[TEXT EXTRACT start]
# new major project.. Rock ola shuffleboard



## toto (Aug 4, 2006)

need some real advise... the 20ft playing surface is in pretty bad shape,
it is coming apart, the strips run length wise 20ft can I glue what appears to need it then clamp or do i need to dismantle entirley and plane / sand each individual 20ft strip then glue and clamp? 2nd, the unit will be for the game room upstairs... will I need to get it up there before I begin ? I see the potential but I have little wood working experience, and a tight budget... 
thanks for any info


----------



## Bobby (May 21, 2004)

Pictures would really help.


----------



## Tortuga (May 21, 2004)
[TEXT EXTRACT end]
[GIVEN DATA start]
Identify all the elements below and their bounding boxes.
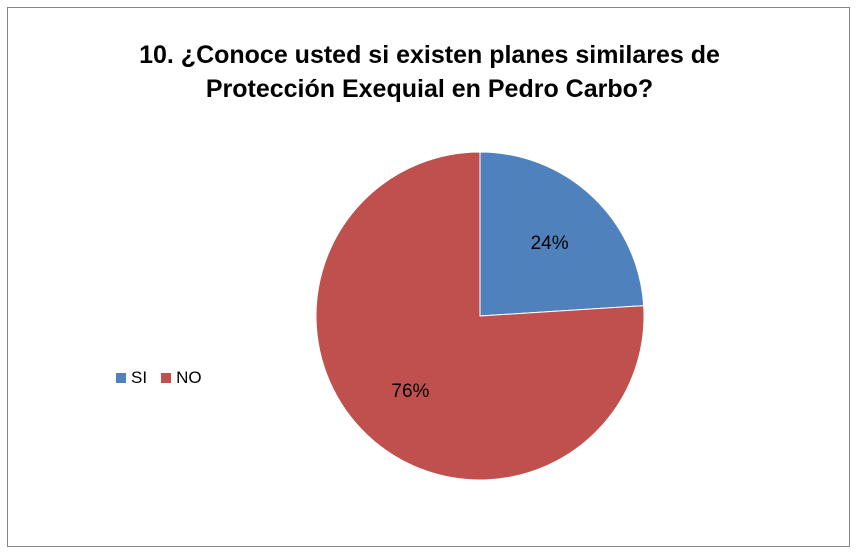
[GIVEN DATA end]
__REQUIRED ACTIONS__
1) Answer these from the shuffleboard thread:
(a) How long are the strips of the playing surface?
(b) Which room is the unit meant for?
(c) What does Bobby say would help?
2) How would you put the sentence "Pictures would really help." from the shuffleboard thread into German?
3) What comes next in the shuffleboard thread? Supply the continuation, starting right after the last line shown.
The data is separate material and has no connection to the shuffleboard thread.

__PER-TASK ANSWERS__
1)
(a) 20 feet
(b) The game room upstairs
(c) Pictures

2) Bilder würden wirklich helfen.

3)
New or reconditioned Rockola would run ya about 3 thousand..so if yore on a budget..better make it a DIY project... Twenty feet long ?..take it upstairs (if you can) first.. Think you got a MAJOR project on your hands....but prolly doable...

good luck


----------



## bill (May 21, 2004)

the table should come apart but most boards I seen (and not looked real close) seem to be 1 piece

great find, keep us updated


----------



## toto (Aug 4, 2006)

thanks for the thoughts, I will post as I go


----------



## Bobby (May 21, 2004)

Keep us updated with pictures.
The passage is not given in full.